■ **WORK TO COMPLETE**
Using the listing below, copy every line that mentions "дорожного".

[Stored entries]
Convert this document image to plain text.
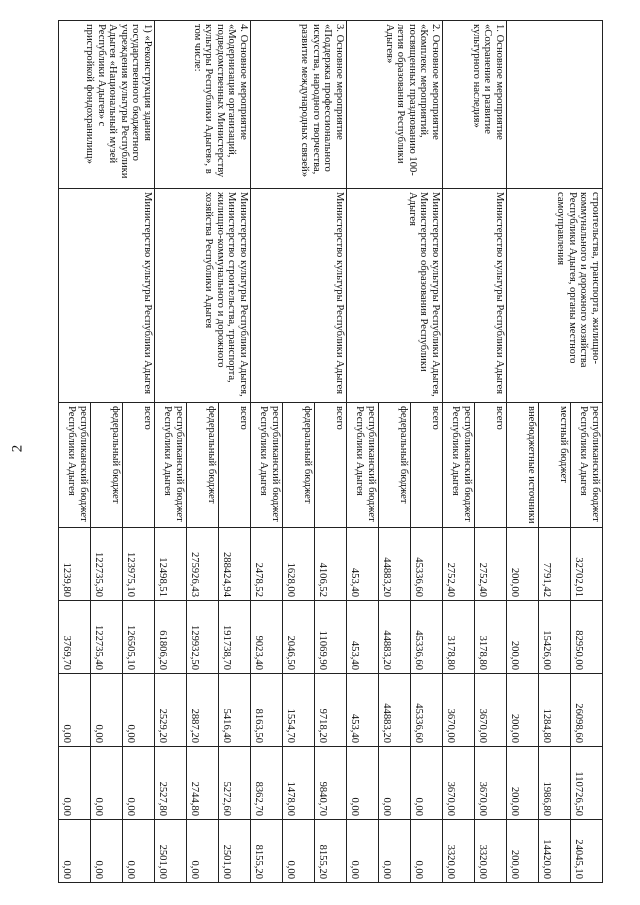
2
	строительства, транспорта, жилищно-коммунального и дорожного хозяйства Республики Адыгея, органы местного самоуправления	республиканский бюджет Республики Адыгея	32702,01	82950,00	26098,60	110726,50	24045,10
		местный бюджет	7791,42	15426,00	1284,80	1986,80	14420,00
		внебюджетные источники	200,00	200,00	200,00	200,00	200,00
1. Основное мероприятие «Сохранение и развитие культурного наследия»	Министерство культуры Республики Адыгея	всего	2752,40	3178,80	3670,00	3670,00	3320,00
		республиканский бюджет Республики Адыгея	2752,40	3178,80	3670,00	3670,00	3320,00
2. Основное мероприятие «Комплекс мероприятий, посвященных празднованию 100-летия образования Республики Адыгея»	Министерство культуры Республики Адыгея, Министерство образования Республики Адыгея	всего	45336,60	45336,60	45336,60	0,00	0,00
		федеральный бюджет	44883,20	44883,20	44883,20	0,00	0,00
		республиканский бюджет Республики Адыгея	453,40	453,40	453,40	0,00	0,00
3. Основное мероприятие «Поддержка профессионального искусства, народного творчества, развитие международных связей»	Министерство культуры Республики Адыгея	всего	4106,52	11069,90	9718,20	9840,70	8155,20
		федеральный бюджет	1628,00	2046,50	1554,70	1478,00	0,00
		республиканский бюджет Республики Адыгея	2478,52	9023,40	8163,50	8362,70	8155,20
4. Основное мероприятие «Модернизация организаций, подведомственных Министерству культуры Республики Адыгея», в том числе:	Министерство культуры Республики Адыгея, Министерство строительства, транспорта, жилищно-коммунального и дорожного хозяйства Республики Адыгея	всего	288424,94	191738,70	5416,40	5272,60	2501,00
		федеральный бюджет	275926,43	129932,50	2887,20	2744,80	0,00
		республиканский бюджет Республики Адыгея	12498,51	61806,20	2529,20	2527,80	2501,00
1) «Реконструкция здания государственного бюджетного учреждения культуры Республики Адыгея «Национальный музей Республики Адыгея» с пристройкой фондохранилищ»	Министерство культуры Республики Адыгея	всего	123975,10	126505,10	0,00	0,00	0,00
		федеральный бюджет	122735,30	122735,40	0,00	0,00	0,00
		республиканский бюджет Республики Адыгея	1239,80	3769,70	0,00	0,00	0,00
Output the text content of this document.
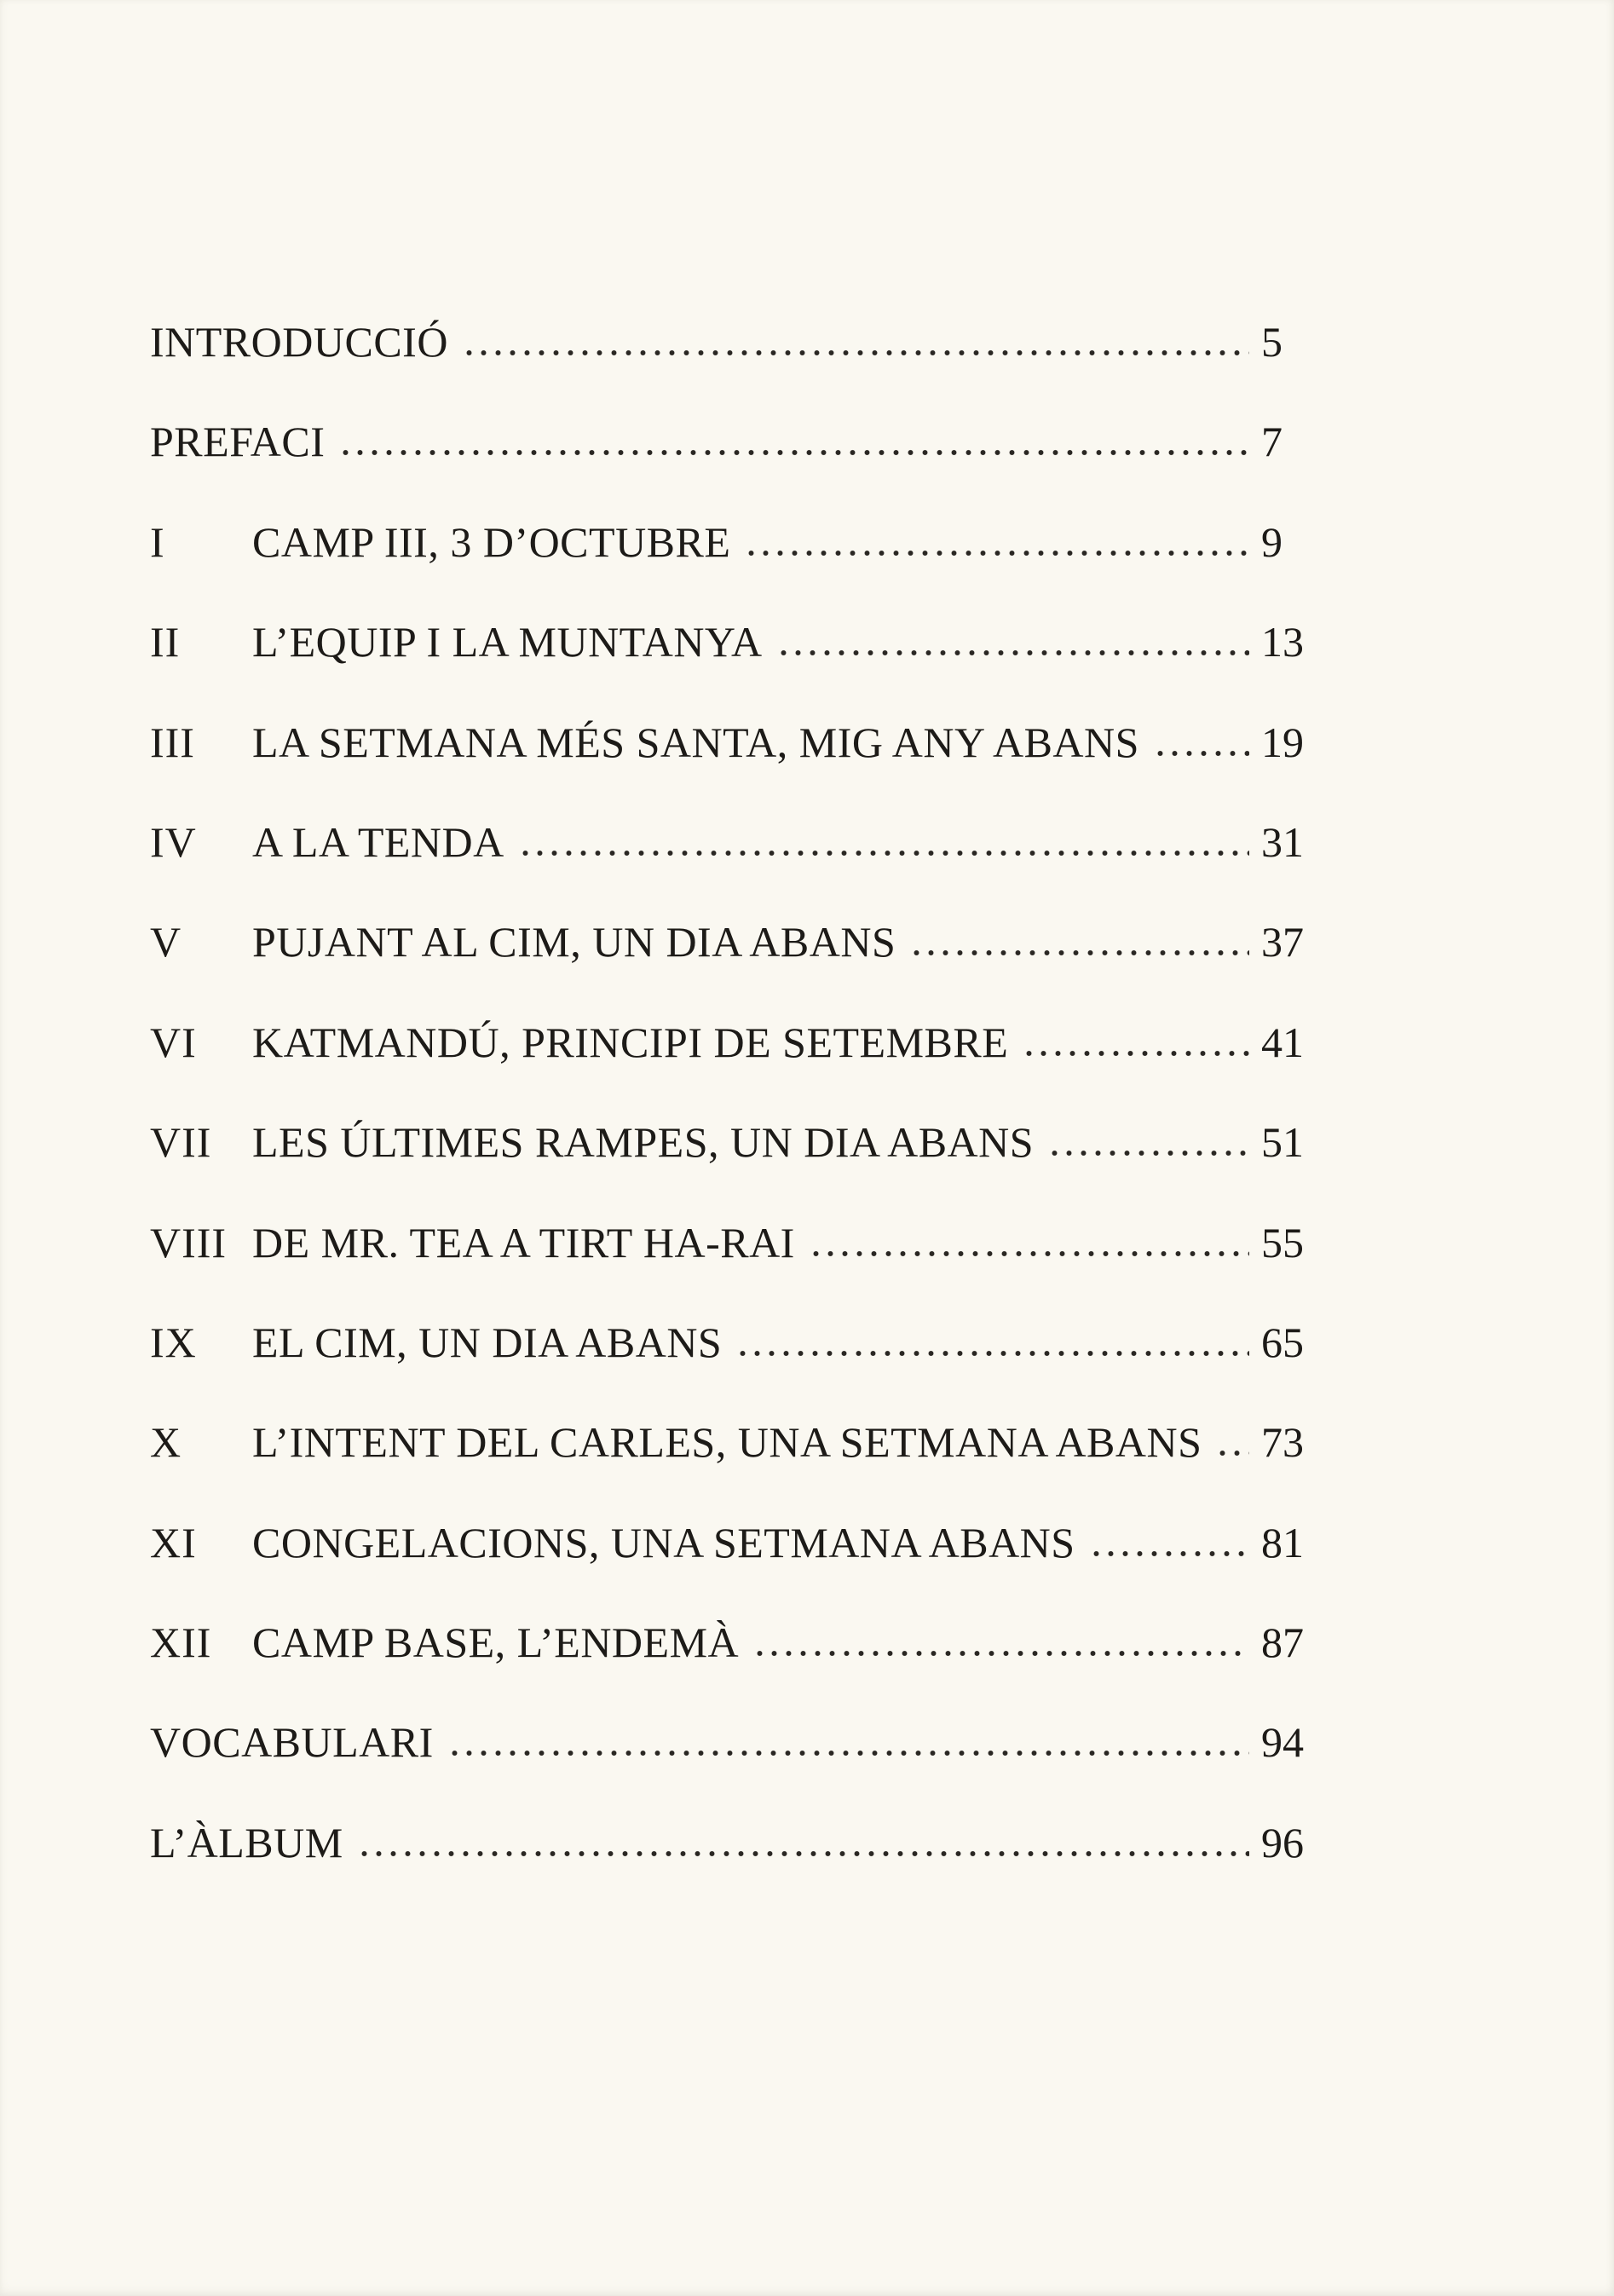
INTRODUCCIÓ	5
PREFACI	7
I	CAMP III, 3 D’OCTUBRE	9
II	L’EQUIP I LA MUNTANYA	13
III	LA SETMANA MÉS SANTA, MIG ANY ABANS	19
IV	A LA TENDA	31
V	PUJANT AL CIM, UN DIA ABANS	37
VI	KATMANDÚ, PRINCIPI DE SETEMBRE	41
VII LES ÚLTIMES RAMPES, UN DIA ABANS	51
VIII DE MR. TEA A TIRT HA-RAI	55
IX	EL CIM, UN DIA ABANS	65
X	L’INTENT DEL CARLES, UNA SETMANA ABANS 73
XI	CONGELACIONS, UNA SETMANA ABANS	81
XII CAMP BASE, L’ENDEMÀ	87
VOCABULARI	94
L’ÀLBUM	96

■ **SOLVED EXERCISE**
	строительства, транспорта, жилищно-коммунального и дорожного хозяйства Республики Адыгея, органы местного самоуправления	республиканский бюджет Республики Адыгея	32702,01	82950,00	26098,60	110726,50	24045,10
4. Основное мероприятие «Модернизация организаций, подведомственных Министерству культуры Республики Адыгея», в том числе:	Министерство культуры Республики Адыгея, Министерство строительства, транспорта, жилищно-коммунального и дорожного хозяйства Республики Адыгея	всего	288424,94	191738,70	5416,40	5272,60	2501,00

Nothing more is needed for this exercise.